→ Given exercise: Copy out lines with the word "towel" from the material that follows.

==== Data shown

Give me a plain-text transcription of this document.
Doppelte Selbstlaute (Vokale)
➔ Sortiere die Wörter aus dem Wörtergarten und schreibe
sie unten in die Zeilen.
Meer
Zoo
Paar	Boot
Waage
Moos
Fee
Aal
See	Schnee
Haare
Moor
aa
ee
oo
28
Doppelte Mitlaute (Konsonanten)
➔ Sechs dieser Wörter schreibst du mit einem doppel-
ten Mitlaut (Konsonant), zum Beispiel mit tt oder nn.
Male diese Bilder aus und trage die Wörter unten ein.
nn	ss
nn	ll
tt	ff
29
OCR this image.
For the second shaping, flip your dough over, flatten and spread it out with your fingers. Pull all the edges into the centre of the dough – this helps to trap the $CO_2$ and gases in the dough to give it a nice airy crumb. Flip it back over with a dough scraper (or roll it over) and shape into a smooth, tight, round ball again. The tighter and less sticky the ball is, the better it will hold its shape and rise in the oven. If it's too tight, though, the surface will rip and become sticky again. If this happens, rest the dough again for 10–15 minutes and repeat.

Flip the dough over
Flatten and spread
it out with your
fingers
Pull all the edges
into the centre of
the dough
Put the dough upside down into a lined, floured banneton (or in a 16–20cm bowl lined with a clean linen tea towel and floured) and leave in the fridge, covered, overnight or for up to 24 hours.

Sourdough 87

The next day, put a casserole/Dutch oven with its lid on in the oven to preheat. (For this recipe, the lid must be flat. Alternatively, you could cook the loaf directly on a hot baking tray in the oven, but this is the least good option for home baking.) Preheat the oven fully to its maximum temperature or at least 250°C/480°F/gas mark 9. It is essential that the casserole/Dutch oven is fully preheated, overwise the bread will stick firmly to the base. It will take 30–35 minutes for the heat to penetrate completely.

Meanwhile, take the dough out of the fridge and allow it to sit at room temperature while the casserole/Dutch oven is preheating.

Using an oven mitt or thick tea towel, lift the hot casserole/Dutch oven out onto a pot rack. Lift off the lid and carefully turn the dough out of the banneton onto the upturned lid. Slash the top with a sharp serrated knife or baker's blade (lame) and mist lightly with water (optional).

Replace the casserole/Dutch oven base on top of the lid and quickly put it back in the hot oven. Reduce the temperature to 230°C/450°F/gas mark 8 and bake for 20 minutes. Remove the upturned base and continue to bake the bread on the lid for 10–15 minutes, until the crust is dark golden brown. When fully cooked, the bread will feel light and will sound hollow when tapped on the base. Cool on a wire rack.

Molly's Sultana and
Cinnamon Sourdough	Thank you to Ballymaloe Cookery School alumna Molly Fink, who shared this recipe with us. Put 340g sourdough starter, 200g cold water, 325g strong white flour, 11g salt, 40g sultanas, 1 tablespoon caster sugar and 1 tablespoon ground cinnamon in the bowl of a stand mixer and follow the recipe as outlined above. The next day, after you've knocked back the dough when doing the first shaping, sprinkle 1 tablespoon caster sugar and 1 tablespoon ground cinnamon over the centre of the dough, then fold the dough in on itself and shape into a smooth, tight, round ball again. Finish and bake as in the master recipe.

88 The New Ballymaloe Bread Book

========

→ Result of this task:
Put the dough upside down into a lined, floured banneton (or in a 16–20cm bowl lined with a clean linen tea towel and floured) and leave in the fridge, covered, overnight or for up to 24 hours.
Using an oven mitt or thick tea towel, lift the hot casserole/Dutch oven out onto a pot rack. Lift off the lid and carefully turn the dough out of the banneton onto the upturned lid. Slash the top with a sharp serrated knife or baker's blade (lame) and mist lightly with water (optional).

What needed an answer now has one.